REQUIREMENTS:
In the data, extract each line that holds the string "Steve".

┄┄┄┄┄┄

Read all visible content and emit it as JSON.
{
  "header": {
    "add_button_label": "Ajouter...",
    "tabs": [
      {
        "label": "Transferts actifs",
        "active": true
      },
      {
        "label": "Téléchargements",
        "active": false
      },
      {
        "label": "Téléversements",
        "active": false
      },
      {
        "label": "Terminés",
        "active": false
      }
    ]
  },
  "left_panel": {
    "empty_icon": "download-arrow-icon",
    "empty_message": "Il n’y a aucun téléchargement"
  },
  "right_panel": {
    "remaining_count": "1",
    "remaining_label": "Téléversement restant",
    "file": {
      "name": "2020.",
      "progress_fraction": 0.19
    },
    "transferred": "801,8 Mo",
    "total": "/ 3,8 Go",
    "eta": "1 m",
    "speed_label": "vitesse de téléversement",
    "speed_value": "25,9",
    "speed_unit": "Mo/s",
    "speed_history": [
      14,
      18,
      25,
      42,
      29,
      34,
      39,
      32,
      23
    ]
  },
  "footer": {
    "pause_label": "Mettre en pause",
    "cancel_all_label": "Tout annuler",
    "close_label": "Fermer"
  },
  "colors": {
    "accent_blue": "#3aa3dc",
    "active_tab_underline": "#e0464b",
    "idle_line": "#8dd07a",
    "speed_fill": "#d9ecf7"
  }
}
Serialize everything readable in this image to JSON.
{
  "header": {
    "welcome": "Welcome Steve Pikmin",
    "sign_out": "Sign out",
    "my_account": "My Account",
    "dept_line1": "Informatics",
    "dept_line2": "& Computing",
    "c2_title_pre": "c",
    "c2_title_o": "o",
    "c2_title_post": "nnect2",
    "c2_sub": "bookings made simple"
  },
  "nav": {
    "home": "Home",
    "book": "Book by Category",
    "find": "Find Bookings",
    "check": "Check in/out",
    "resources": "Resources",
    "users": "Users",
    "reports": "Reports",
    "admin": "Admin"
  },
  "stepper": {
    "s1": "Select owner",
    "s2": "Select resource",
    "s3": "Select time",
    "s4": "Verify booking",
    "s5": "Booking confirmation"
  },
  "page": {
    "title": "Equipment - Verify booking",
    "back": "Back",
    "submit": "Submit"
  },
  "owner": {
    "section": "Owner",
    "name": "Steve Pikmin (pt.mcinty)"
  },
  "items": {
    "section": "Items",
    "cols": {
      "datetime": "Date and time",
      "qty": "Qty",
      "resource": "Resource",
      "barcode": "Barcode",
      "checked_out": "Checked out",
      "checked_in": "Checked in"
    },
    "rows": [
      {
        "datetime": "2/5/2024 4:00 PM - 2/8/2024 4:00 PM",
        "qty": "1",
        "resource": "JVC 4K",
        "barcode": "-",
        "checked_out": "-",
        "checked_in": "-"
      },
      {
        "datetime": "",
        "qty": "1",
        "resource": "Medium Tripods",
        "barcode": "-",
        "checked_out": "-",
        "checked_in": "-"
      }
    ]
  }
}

┄┄┄┄┄┄

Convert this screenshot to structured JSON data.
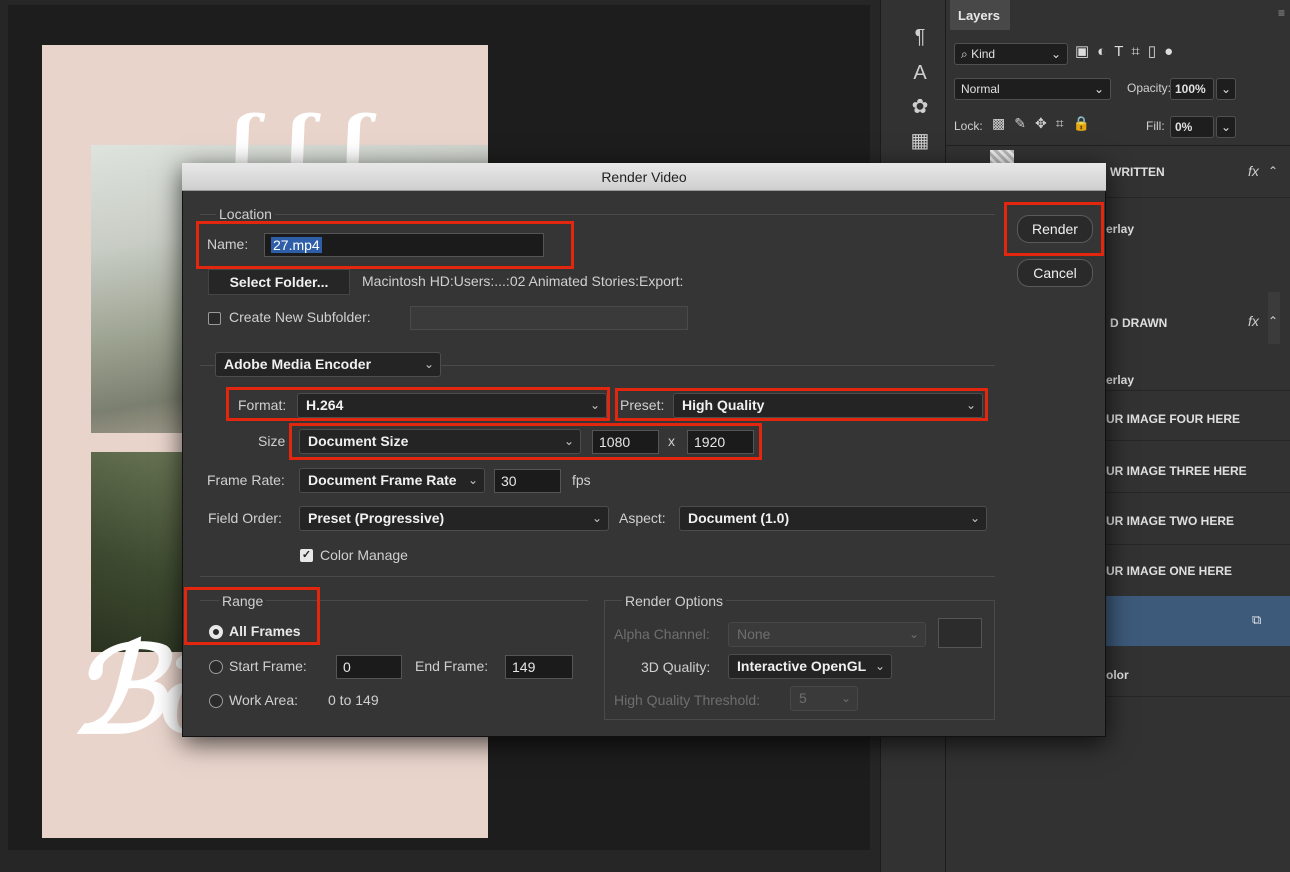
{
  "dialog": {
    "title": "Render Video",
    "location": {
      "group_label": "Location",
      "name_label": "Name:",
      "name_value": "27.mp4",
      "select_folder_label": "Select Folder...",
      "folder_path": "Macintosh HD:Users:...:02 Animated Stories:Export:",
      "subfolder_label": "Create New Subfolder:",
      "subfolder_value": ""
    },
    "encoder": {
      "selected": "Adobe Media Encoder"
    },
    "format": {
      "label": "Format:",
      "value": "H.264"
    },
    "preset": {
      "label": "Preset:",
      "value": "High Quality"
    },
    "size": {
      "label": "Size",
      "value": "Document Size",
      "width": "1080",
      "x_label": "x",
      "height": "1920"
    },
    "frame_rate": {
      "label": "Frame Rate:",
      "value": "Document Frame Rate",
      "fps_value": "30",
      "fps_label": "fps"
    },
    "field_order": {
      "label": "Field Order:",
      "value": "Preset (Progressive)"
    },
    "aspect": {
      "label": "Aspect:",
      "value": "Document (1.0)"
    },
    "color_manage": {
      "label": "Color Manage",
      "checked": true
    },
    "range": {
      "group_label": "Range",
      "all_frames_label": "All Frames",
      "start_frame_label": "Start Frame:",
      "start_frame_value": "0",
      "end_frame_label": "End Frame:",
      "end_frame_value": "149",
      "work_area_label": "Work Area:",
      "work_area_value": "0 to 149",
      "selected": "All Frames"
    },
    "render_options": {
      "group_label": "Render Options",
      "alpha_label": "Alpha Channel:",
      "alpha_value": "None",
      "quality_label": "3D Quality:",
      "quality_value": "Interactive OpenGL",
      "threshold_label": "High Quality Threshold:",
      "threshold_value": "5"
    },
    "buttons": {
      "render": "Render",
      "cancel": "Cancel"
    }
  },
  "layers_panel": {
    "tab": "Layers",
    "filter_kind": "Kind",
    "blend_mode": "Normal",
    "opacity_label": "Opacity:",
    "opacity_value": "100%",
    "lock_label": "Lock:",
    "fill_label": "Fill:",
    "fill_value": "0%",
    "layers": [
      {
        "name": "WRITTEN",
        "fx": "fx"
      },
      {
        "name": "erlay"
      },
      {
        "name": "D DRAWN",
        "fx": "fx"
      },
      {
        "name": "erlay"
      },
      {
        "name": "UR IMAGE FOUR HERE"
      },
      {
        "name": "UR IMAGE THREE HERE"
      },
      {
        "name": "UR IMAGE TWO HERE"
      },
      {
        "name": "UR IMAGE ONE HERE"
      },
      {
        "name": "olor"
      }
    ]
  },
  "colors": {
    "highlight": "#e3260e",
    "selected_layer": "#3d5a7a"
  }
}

┄┄┄┄┄┄

TASK RESULT:
    "welcome": "Welcome Steve Pikmin",
    "name": "Steve Pikmin (pt.mcinty)"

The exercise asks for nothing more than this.